--- START Data lines ---

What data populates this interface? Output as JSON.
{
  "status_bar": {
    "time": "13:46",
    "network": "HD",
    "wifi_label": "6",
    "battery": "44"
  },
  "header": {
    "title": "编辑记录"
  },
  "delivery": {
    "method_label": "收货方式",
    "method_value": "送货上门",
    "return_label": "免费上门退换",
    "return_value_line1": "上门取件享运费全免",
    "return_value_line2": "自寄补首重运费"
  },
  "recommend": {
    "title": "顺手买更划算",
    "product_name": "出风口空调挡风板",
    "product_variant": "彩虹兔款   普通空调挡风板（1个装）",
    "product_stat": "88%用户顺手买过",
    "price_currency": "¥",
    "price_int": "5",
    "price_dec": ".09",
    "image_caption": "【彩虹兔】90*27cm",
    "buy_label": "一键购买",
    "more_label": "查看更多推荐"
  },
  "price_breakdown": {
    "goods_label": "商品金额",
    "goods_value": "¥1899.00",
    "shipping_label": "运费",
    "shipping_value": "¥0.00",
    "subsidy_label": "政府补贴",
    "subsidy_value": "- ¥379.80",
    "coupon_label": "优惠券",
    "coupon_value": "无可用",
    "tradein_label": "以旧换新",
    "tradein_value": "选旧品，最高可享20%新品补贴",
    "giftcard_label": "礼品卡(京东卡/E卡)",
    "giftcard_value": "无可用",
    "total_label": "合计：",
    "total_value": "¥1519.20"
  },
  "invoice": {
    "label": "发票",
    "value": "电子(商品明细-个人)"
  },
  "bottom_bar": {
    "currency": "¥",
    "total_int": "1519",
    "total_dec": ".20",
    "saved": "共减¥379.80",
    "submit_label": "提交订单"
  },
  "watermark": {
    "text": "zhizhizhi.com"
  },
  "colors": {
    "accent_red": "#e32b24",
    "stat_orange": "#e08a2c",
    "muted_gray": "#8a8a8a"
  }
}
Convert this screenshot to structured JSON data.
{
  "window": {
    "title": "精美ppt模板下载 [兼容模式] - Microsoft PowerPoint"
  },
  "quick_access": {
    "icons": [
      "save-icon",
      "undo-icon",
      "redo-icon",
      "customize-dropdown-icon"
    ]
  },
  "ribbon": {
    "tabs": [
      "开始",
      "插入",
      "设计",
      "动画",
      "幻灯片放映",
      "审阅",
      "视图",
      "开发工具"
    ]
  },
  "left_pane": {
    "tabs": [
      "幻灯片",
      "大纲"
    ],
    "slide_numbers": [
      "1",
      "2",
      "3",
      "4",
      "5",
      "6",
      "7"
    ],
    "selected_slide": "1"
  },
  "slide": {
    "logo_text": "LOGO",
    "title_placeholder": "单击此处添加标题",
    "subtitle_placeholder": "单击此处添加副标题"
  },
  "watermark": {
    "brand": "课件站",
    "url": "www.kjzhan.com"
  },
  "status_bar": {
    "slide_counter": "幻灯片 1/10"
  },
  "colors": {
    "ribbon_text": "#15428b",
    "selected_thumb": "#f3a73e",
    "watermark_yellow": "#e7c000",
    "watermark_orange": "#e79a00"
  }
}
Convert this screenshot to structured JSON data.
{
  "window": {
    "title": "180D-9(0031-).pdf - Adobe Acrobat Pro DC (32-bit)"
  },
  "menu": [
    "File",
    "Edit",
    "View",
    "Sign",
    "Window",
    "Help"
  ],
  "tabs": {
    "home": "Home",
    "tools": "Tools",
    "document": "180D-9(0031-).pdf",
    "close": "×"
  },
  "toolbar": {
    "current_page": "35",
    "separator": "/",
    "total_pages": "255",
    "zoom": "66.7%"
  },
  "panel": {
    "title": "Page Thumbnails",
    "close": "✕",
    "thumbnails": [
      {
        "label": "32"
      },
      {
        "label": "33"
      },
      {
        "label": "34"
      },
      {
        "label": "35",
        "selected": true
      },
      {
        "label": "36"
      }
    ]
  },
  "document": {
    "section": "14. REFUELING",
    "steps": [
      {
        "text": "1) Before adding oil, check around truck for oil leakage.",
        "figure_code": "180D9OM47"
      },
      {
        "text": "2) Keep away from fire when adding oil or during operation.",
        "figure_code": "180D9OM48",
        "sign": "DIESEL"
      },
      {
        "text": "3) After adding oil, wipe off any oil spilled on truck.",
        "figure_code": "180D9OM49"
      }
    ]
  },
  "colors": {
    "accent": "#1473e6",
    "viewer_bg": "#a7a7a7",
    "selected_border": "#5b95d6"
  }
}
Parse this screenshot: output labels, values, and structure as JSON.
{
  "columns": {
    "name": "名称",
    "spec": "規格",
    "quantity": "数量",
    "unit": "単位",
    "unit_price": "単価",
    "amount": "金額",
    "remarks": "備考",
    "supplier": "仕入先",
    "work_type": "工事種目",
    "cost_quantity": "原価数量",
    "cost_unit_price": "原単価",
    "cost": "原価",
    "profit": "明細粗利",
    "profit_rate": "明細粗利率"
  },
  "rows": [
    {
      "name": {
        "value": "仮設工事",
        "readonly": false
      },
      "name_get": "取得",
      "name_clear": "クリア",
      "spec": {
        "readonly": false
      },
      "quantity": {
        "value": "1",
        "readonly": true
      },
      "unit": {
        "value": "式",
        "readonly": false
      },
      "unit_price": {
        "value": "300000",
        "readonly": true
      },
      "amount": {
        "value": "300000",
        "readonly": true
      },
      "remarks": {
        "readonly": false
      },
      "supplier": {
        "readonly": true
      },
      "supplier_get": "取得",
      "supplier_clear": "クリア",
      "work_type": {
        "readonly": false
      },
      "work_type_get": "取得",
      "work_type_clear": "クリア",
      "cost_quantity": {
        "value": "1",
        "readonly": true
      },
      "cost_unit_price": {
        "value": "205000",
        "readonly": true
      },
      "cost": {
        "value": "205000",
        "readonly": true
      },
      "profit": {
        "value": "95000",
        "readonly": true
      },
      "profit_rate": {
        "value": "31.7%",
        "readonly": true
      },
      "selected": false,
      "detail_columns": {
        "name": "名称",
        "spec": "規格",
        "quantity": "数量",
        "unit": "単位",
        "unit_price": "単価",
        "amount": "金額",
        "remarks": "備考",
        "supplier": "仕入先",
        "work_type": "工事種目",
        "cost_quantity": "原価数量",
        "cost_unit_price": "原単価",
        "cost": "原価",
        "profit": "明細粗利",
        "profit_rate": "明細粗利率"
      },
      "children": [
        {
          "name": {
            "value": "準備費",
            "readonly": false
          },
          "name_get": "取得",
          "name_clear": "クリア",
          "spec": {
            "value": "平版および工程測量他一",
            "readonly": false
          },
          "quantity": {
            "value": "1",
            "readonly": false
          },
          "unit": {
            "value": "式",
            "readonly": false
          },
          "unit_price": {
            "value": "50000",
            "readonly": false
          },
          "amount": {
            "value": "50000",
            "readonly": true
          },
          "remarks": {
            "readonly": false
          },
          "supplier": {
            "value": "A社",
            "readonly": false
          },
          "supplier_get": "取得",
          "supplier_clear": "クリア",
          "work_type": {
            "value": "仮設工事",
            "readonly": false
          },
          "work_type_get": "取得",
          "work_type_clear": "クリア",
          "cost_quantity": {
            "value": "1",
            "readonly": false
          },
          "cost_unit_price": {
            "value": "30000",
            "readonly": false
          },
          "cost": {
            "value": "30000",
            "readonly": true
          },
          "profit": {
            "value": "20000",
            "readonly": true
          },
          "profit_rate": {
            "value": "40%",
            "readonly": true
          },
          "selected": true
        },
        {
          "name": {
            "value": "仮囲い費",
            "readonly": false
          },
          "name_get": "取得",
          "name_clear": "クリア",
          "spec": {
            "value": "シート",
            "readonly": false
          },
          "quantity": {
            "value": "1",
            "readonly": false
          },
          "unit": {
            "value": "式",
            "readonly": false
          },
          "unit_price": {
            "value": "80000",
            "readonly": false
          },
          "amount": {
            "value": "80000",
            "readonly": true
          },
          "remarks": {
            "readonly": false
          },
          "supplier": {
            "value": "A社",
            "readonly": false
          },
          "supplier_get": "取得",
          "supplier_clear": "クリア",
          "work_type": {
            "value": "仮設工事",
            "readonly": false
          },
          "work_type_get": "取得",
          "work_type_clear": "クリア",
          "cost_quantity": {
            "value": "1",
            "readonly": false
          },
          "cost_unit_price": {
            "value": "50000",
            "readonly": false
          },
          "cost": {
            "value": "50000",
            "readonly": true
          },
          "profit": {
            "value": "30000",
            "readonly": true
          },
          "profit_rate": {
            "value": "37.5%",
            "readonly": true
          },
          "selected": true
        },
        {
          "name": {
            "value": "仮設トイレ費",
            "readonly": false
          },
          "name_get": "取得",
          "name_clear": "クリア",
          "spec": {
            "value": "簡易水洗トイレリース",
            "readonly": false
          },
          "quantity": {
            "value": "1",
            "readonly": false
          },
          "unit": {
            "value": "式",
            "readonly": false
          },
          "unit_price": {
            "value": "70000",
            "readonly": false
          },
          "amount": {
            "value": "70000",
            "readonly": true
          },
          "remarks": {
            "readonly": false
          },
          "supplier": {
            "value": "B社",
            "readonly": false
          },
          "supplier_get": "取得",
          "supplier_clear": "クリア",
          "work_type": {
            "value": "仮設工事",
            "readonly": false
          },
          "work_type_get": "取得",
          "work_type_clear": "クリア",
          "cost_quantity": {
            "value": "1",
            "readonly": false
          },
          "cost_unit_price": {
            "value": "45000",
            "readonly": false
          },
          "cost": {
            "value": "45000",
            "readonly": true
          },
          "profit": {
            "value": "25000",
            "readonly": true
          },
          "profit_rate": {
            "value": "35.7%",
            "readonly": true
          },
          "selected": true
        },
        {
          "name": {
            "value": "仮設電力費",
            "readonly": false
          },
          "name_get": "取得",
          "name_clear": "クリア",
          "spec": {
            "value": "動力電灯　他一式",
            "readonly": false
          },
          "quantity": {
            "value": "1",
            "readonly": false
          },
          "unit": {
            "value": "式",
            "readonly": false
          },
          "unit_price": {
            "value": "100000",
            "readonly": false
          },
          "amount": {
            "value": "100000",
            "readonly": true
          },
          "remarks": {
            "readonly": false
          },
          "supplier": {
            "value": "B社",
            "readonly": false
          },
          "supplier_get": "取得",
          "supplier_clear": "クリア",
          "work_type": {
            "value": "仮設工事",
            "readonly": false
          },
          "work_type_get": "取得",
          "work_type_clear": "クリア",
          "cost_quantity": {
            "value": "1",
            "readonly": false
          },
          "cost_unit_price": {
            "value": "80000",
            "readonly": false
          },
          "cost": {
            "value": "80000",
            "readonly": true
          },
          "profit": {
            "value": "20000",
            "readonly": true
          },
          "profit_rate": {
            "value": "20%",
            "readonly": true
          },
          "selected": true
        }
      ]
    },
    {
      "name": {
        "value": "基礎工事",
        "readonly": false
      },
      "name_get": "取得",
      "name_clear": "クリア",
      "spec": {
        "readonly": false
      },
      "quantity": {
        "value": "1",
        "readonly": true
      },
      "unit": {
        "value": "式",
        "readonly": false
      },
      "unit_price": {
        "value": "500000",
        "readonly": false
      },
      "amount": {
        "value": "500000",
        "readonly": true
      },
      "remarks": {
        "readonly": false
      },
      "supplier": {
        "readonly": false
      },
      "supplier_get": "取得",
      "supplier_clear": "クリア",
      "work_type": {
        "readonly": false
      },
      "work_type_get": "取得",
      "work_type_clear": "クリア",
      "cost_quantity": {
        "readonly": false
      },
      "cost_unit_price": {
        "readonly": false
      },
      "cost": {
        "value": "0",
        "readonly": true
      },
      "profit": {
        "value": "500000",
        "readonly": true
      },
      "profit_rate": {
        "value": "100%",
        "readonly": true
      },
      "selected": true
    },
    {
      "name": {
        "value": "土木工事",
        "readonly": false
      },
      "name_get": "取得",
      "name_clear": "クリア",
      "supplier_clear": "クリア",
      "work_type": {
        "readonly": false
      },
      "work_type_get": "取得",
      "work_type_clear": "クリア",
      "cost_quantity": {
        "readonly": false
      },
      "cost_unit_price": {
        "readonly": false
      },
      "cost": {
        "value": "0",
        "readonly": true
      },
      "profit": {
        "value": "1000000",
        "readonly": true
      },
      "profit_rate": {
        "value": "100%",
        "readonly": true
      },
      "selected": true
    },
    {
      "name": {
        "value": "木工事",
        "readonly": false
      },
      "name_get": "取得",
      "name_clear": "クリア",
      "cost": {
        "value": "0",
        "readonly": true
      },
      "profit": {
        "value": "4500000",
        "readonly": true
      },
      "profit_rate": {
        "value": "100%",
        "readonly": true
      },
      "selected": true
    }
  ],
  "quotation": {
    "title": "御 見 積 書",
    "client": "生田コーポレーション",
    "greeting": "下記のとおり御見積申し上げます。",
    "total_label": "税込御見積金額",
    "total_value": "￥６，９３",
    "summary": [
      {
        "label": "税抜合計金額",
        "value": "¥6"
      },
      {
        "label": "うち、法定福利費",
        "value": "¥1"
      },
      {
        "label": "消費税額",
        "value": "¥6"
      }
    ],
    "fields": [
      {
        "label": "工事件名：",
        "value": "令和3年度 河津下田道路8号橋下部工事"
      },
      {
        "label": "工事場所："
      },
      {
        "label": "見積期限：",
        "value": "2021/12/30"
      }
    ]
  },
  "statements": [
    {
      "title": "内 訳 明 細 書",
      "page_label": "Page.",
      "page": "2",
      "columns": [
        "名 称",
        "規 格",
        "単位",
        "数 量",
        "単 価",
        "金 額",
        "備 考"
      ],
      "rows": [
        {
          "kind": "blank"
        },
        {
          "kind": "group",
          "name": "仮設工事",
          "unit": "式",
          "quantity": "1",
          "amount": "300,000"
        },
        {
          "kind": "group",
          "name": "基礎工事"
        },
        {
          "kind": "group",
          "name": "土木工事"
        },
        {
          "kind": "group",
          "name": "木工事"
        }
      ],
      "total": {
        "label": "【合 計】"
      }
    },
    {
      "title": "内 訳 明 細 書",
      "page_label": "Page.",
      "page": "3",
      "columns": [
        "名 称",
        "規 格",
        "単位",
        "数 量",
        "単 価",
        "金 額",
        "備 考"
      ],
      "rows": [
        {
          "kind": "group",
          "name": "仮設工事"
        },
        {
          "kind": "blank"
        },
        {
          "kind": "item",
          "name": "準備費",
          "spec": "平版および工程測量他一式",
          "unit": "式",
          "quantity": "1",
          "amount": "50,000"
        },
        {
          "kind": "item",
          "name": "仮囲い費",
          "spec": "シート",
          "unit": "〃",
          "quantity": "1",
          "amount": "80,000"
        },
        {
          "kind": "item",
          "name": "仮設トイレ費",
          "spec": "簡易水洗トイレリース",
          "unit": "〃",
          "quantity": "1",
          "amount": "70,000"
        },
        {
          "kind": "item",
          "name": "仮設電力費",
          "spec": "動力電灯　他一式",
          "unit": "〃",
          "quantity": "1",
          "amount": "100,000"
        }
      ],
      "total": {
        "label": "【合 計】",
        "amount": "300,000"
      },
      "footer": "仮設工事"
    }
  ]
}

--- END Data lines ---

Problem details: Select and copy each line from the data that includes the word "原価数量".

Answer for this exercise:
    "cost_quantity": "原価数量",
        "cost_quantity": "原価数量",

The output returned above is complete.